**PROBLEM DESCRIPTION**
Your task is to transcribe the data in full.
━━ ENTRIES SUPPLIED
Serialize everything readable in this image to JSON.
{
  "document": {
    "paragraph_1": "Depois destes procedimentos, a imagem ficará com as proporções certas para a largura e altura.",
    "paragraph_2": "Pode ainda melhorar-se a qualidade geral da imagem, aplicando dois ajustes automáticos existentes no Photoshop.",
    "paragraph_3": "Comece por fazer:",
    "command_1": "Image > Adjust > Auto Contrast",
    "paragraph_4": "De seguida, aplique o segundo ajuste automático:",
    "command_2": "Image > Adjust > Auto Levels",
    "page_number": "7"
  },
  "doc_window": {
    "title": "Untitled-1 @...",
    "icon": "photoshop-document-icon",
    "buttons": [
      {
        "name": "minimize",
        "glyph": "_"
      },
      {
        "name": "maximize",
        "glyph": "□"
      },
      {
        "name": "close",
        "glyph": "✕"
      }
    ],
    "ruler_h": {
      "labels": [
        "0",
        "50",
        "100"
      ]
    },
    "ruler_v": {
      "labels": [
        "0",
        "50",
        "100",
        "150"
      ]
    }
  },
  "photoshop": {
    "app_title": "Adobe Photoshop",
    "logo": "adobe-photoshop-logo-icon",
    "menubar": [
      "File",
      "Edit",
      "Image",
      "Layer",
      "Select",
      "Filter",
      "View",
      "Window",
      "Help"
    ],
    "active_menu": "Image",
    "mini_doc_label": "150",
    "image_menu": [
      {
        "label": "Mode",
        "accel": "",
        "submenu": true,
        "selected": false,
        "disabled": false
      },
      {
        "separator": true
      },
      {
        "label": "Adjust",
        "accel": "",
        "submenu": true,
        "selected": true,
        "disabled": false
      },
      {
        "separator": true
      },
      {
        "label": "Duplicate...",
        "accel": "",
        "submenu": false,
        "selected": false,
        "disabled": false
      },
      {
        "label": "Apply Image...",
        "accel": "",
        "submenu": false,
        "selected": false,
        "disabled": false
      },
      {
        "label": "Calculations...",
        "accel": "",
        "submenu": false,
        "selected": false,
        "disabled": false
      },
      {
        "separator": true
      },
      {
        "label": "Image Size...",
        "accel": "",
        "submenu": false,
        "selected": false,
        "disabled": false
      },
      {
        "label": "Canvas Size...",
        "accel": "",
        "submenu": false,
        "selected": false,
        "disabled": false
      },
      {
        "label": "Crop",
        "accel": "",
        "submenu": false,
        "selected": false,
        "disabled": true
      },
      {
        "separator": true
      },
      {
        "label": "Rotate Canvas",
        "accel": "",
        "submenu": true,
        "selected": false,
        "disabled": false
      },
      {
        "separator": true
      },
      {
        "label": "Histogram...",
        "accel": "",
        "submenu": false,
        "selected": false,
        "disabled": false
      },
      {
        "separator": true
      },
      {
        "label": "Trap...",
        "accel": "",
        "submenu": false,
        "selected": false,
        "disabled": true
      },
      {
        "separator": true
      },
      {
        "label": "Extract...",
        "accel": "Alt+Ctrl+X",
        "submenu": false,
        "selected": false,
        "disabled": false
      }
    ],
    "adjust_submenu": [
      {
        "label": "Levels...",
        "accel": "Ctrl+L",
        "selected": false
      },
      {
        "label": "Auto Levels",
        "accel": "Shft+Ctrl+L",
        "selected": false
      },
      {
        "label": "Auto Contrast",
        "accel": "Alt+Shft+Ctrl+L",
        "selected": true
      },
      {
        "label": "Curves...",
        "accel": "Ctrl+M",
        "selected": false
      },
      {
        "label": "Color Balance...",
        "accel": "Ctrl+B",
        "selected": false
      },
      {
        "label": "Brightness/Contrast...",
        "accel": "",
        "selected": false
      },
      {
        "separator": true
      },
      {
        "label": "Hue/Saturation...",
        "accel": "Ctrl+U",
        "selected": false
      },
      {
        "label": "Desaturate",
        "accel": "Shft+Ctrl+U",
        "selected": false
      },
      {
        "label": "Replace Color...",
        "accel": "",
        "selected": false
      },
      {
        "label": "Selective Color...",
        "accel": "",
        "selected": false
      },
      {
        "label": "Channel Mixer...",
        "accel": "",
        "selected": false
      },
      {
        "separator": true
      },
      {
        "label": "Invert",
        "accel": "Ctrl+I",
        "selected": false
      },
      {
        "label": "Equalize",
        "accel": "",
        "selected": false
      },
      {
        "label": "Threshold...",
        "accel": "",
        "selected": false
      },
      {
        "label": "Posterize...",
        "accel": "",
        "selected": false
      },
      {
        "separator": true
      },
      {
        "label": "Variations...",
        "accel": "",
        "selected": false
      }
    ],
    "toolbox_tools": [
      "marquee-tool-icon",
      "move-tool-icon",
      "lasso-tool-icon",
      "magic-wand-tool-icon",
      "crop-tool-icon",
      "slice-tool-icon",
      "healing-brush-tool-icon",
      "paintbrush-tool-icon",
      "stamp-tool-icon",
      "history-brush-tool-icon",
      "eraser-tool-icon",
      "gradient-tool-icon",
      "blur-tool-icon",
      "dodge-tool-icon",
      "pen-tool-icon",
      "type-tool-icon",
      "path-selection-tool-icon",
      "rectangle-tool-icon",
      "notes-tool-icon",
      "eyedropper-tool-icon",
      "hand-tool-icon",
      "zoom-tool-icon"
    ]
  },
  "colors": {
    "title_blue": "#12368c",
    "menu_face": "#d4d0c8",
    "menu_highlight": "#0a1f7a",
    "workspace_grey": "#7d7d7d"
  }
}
━━━━
**TASK ANSWER**
Serialize everything readable in this image to JSON.
{
  "document": {
    "paragraph_1": "Depois destes procedimentos, a imagem ficará com as proporções certas para a largura e altura.",
    "paragraph_2": "Pode ainda melhorar-se a qualidade geral da imagem, aplicando dois ajustes automáticos existentes no Photoshop.",
    "paragraph_3": "Comece por fazer:",
    "command_1": "Image > Adjust > Auto Contrast",
    "paragraph_4": "De seguida, aplique o segundo ajuste automático:",
    "command_2": "Image > Adjust > Auto Levels",
    "page_number": "7"
  },
  "doc_window": {
    "title": "Untitled-1 @...",
    "icon": "photoshop-document-icon",
    "buttons": [
      {
        "name": "minimize",
        "glyph": "_"
      },
      {
        "name": "maximize",
        "glyph": "□"
      },
      {
        "name": "close",
        "glyph": "✕"
      }
    ],
    "ruler_h": {
      "labels": [
        "0",
        "50",
        "100"
      ]
    },
    "ruler_v": {
      "labels": [
        "0",
        "50",
        "100",
        "150"
      ]
    }
  },
  "photoshop": {
    "app_title": "Adobe Photoshop",
    "logo": "adobe-photoshop-logo-icon",
    "menubar": [
      "File",
      "Edit",
      "Image",
      "Layer",
      "Select",
      "Filter",
      "View",
      "Window",
      "Help"
    ],
    "active_menu": "Image",
    "mini_doc_label": "150",
    "image_menu": [
      {
        "label": "Mode",
        "accel": "",
        "submenu": true,
        "selected": false,
        "disabled": false
      },
      {
        "separator": true
      },
      {
        "label": "Adjust",
        "accel": "",
        "submenu": true,
        "selected": true,
        "disabled": false
      },
      {
        "separator": true
      },
      {
        "label": "Duplicate...",
        "accel": "",
        "submenu": false,
        "selected": false,
        "disabled": false
      },
      {
        "label": "Apply Image...",
        "accel": "",
        "submenu": false,
        "selected": false,
        "disabled": false
      },
      {
        "label": "Calculations...",
        "accel": "",
        "submenu": false,
        "selected": false,
        "disabled": false
      },
      {
        "separator": true
      },
      {
        "label": "Image Size...",
        "accel": "",
        "submenu": false,
        "selected": false,
        "disabled": false
      },
      {
        "label": "Canvas Size...",
        "accel": "",
        "submenu": false,
        "selected": false,
        "disabled": false
      },
      {
        "label": "Crop",
        "accel": "",
        "submenu": false,
        "selected": false,
        "disabled": true
      },
      {
        "separator": true
      },
      {
        "label": "Rotate Canvas",
        "accel": "",
        "submenu": true,
        "selected": false,
        "disabled": false
      },
      {
        "separator": true
      },
      {
        "label": "Histogram...",
        "accel": "",
        "submenu": false,
        "selected": false,
        "disabled": false
      },
      {
        "separator": true
      },
      {
        "label": "Trap...",
        "accel": "",
        "submenu": false,
        "selected": false,
        "disabled": true
      },
      {
        "separator": true
      },
      {
        "label": "Extract...",
        "accel": "Alt+Ctrl+X",
        "submenu": false,
        "selected": false,
        "disabled": false
      }
    ],
    "adjust_submenu": [
      {
        "label": "Levels...",
        "accel": "Ctrl+L",
        "selected": false
      },
      {
        "label": "Auto Levels",
        "accel": "Shft+Ctrl+L",
        "selected": false
      },
      {
        "label": "Auto Contrast",
        "accel": "Alt+Shft+Ctrl+L",
        "selected": true
      },
      {
        "label": "Curves...",
        "accel": "Ctrl+M",
        "selected": false
      },
      {
        "label": "Color Balance...",
        "accel": "Ctrl+B",
        "selected": false
      },
      {
        "label": "Brightness/Contrast...",
        "accel": "",
        "selected": false
      },
      {
        "separator": true
      },
      {
        "label": "Hue/Saturation...",
        "accel": "Ctrl+U",
        "selected": false
      },
      {
        "label": "Desaturate",
        "accel": "Shft+Ctrl+U",
        "selected": false
      },
      {
        "label": "Replace Color...",
        "accel": "",
        "selected": false
      },
      {
        "label": "Selective Color...",
        "accel": "",
        "selected": false
      },
      {
        "label": "Channel Mixer...",
        "accel": "",
        "selected": false
      },
      {
        "separator": true
      },
      {
        "label": "Invert",
        "accel": "Ctrl+I",
        "selected": false
      },
      {
        "label": "Equalize",
        "accel": "",
        "selected": false
      },
      {
        "label": "Threshold...",
        "accel": "",
        "selected": false
      },
      {
        "label": "Posterize...",
        "accel": "",
        "selected": false
      },
      {
        "separator": true
      },
      {
        "label": "Variations...",
        "accel": "",
        "selected": false
      }
    ],
    "toolbox_tools": [
      "marquee-tool-icon",
      "move-tool-icon",
      "lasso-tool-icon",
      "magic-wand-tool-icon",
      "crop-tool-icon",
      "slice-tool-icon",
      "healing-brush-tool-icon",
      "paintbrush-tool-icon",
      "stamp-tool-icon",
      "history-brush-tool-icon",
      "eraser-tool-icon",
      "gradient-tool-icon",
      "blur-tool-icon",
      "dodge-tool-icon",
      "pen-tool-icon",
      "type-tool-icon",
      "path-selection-tool-icon",
      "rectangle-tool-icon",
      "notes-tool-icon",
      "eyedropper-tool-icon",
      "hand-tool-icon",
      "zoom-tool-icon"
    ]
  },
  "colors": {
    "title_blue": "#12368c",
    "menu_face": "#d4d0c8",
    "menu_highlight": "#0a1f7a",
    "workspace_grey": "#7d7d7d"
  }
}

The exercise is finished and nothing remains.